* start Records for this task *
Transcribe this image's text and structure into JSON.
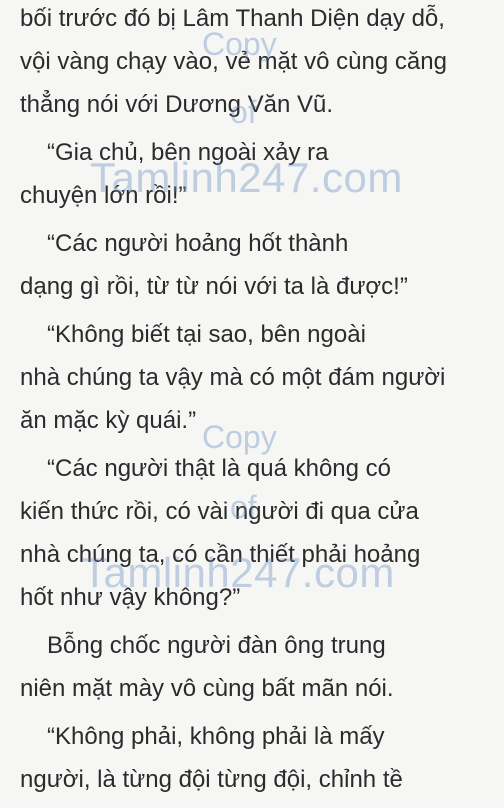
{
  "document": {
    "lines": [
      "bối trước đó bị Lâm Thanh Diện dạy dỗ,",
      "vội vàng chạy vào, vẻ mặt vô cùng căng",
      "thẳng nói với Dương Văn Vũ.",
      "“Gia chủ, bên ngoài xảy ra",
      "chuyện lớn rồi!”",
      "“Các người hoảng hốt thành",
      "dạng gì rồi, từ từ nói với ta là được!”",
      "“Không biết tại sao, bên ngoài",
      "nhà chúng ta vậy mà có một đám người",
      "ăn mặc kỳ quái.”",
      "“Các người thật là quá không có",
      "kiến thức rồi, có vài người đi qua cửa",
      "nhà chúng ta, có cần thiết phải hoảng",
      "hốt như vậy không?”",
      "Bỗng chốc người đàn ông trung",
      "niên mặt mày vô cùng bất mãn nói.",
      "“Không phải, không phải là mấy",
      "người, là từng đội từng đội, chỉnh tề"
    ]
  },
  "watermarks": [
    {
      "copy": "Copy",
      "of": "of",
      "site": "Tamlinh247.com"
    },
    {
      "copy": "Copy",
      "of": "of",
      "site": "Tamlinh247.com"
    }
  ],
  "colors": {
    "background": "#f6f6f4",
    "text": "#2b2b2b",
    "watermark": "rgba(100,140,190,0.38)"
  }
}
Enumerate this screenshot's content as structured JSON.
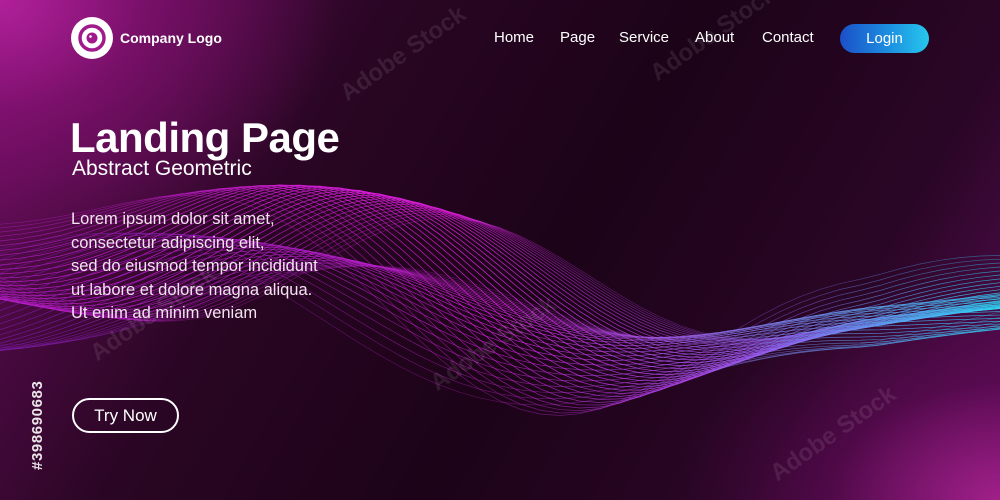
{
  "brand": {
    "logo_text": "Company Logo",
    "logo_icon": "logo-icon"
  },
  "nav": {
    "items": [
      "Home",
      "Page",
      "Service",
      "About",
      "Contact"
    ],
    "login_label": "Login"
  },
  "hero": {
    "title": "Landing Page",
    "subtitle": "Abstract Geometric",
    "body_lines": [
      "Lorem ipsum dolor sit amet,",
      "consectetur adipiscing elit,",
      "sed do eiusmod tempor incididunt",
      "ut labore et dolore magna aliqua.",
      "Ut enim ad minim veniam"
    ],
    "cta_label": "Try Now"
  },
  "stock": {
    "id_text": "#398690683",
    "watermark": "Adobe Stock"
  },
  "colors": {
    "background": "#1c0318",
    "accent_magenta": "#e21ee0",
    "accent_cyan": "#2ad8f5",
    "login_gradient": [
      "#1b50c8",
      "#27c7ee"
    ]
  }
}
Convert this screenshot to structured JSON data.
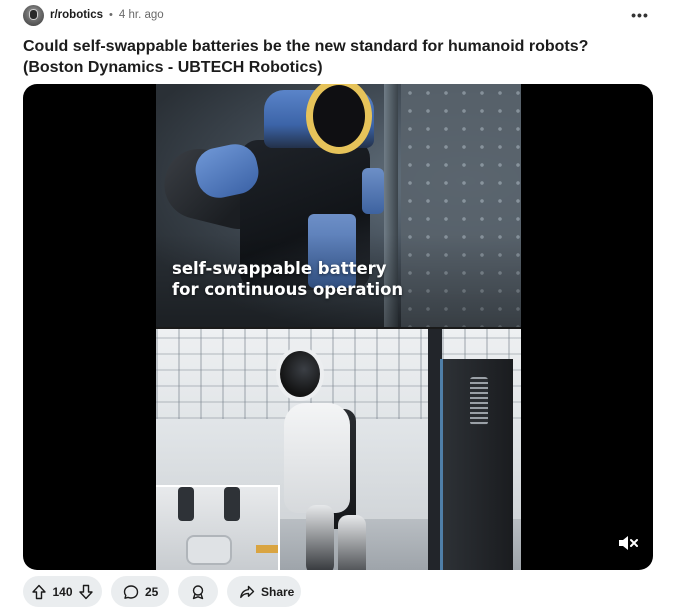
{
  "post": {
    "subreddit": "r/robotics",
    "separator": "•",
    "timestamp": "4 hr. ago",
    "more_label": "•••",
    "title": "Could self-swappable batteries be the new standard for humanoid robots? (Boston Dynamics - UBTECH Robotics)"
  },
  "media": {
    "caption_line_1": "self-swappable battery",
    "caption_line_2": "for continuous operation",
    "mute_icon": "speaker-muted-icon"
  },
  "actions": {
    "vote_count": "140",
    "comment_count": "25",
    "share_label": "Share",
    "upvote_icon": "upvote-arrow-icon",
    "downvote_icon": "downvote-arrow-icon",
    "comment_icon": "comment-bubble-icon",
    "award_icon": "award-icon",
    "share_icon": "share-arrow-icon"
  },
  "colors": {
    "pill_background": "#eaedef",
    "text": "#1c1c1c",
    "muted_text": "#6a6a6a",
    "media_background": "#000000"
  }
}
* end Records for this task *
* _Directive_
Repeat the material exactly as it reads, without any of its pictures.

* _Written reply_
Transcribe this image's text and structure into JSON.
{
  "document": {
    "lines": [
      "bối trước đó bị Lâm Thanh Diện dạy dỗ,",
      "vội vàng chạy vào, vẻ mặt vô cùng căng",
      "thẳng nói với Dương Văn Vũ.",
      "“Gia chủ, bên ngoài xảy ra",
      "chuyện lớn rồi!”",
      "“Các người hoảng hốt thành",
      "dạng gì rồi, từ từ nói với ta là được!”",
      "“Không biết tại sao, bên ngoài",
      "nhà chúng ta vậy mà có một đám người",
      "ăn mặc kỳ quái.”",
      "“Các người thật là quá không có",
      "kiến thức rồi, có vài người đi qua cửa",
      "nhà chúng ta, có cần thiết phải hoảng",
      "hốt như vậy không?”",
      "Bỗng chốc người đàn ông trung",
      "niên mặt mày vô cùng bất mãn nói.",
      "“Không phải, không phải là mấy",
      "người, là từng đội từng đội, chỉnh tề"
    ]
  },
  "watermarks": [
    {
      "copy": "Copy",
      "of": "of",
      "site": "Tamlinh247.com"
    },
    {
      "copy": "Copy",
      "of": "of",
      "site": "Tamlinh247.com"
    }
  ],
  "colors": {
    "background": "#f6f6f4",
    "text": "#2b2b2b",
    "watermark": "rgba(100,140,190,0.38)"
  }
}
Enumerate this screenshot's content as structured JSON.
{
  "brand": {
    "logo_text": "Company Logo",
    "logo_icon": "logo-icon"
  },
  "nav": {
    "items": [
      "Home",
      "Page",
      "Service",
      "About",
      "Contact"
    ],
    "login_label": "Login"
  },
  "hero": {
    "title": "Landing Page",
    "subtitle": "Abstract Geometric",
    "body_lines": [
      "Lorem ipsum dolor sit amet,",
      "consectetur adipiscing elit,",
      "sed do eiusmod tempor incididunt",
      "ut labore et dolore magna aliqua.",
      "Ut enim ad minim veniam"
    ],
    "cta_label": "Try Now"
  },
  "stock": {
    "id_text": "#398690683",
    "watermark": "Adobe Stock"
  },
  "colors": {
    "background": "#1c0318",
    "accent_magenta": "#e21ee0",
    "accent_cyan": "#2ad8f5",
    "login_gradient": [
      "#1b50c8",
      "#27c7ee"
    ]
  }
}
Convert this screenshot to structured JSON data.
{
  "post": {
    "subreddit": "r/robotics",
    "separator": "•",
    "timestamp": "4 hr. ago",
    "more_label": "•••",
    "title": "Could self-swappable batteries be the new standard for humanoid robots? (Boston Dynamics - UBTECH Robotics)"
  },
  "media": {
    "caption_line_1": "self-swappable battery",
    "caption_line_2": "for continuous operation",
    "mute_icon": "speaker-muted-icon"
  },
  "actions": {
    "vote_count": "140",
    "comment_count": "25",
    "share_label": "Share",
    "upvote_icon": "upvote-arrow-icon",
    "downvote_icon": "downvote-arrow-icon",
    "comment_icon": "comment-bubble-icon",
    "award_icon": "award-icon",
    "share_icon": "share-arrow-icon"
  },
  "colors": {
    "pill_background": "#eaedef",
    "text": "#1c1c1c",
    "muted_text": "#6a6a6a",
    "media_background": "#000000"
  }
}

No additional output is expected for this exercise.